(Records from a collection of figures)
==================================================

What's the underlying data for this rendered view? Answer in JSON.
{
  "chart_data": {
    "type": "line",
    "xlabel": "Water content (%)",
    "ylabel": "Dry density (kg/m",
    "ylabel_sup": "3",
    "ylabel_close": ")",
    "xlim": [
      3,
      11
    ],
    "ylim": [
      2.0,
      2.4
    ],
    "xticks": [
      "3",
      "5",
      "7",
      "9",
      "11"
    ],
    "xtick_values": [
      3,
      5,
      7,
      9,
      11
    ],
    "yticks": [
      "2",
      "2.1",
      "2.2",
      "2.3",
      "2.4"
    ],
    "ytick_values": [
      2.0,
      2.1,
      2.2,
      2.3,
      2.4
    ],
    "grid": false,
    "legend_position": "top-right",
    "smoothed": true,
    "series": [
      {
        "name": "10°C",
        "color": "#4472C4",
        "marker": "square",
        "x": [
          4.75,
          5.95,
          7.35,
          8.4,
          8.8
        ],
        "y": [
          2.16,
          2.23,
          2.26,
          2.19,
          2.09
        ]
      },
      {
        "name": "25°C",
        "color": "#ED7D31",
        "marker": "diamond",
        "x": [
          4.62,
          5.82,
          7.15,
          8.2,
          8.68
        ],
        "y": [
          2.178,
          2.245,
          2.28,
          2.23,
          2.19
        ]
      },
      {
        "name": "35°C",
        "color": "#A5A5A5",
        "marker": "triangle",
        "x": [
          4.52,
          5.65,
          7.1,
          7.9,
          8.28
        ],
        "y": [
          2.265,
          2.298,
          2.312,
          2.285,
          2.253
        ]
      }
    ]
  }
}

==================================================

> **What to do**
Every line above needs to be retyped exactly.

> **Expected output**
What's the underlying data for this rendered view? Answer in JSON.
{
  "chart_data": {
    "type": "line",
    "xlabel": "Water content (%)",
    "ylabel": "Dry density (kg/m",
    "ylabel_sup": "3",
    "ylabel_close": ")",
    "xlim": [
      3,
      11
    ],
    "ylim": [
      2.0,
      2.4
    ],
    "xticks": [
      "3",
      "5",
      "7",
      "9",
      "11"
    ],
    "xtick_values": [
      3,
      5,
      7,
      9,
      11
    ],
    "yticks": [
      "2",
      "2.1",
      "2.2",
      "2.3",
      "2.4"
    ],
    "ytick_values": [
      2.0,
      2.1,
      2.2,
      2.3,
      2.4
    ],
    "grid": false,
    "legend_position": "top-right",
    "smoothed": true,
    "series": [
      {
        "name": "10°C",
        "color": "#4472C4",
        "marker": "square",
        "x": [
          4.75,
          5.95,
          7.35,
          8.4,
          8.8
        ],
        "y": [
          2.16,
          2.23,
          2.26,
          2.19,
          2.09
        ]
      },
      {
        "name": "25°C",
        "color": "#ED7D31",
        "marker": "diamond",
        "x": [
          4.62,
          5.82,
          7.15,
          8.2,
          8.68
        ],
        "y": [
          2.178,
          2.245,
          2.28,
          2.23,
          2.19
        ]
      },
      {
        "name": "35°C",
        "color": "#A5A5A5",
        "marker": "triangle",
        "x": [
          4.52,
          5.65,
          7.1,
          7.9,
          8.28
        ],
        "y": [
          2.265,
          2.298,
          2.312,
          2.285,
          2.253
        ]
      }
    ]
  }
}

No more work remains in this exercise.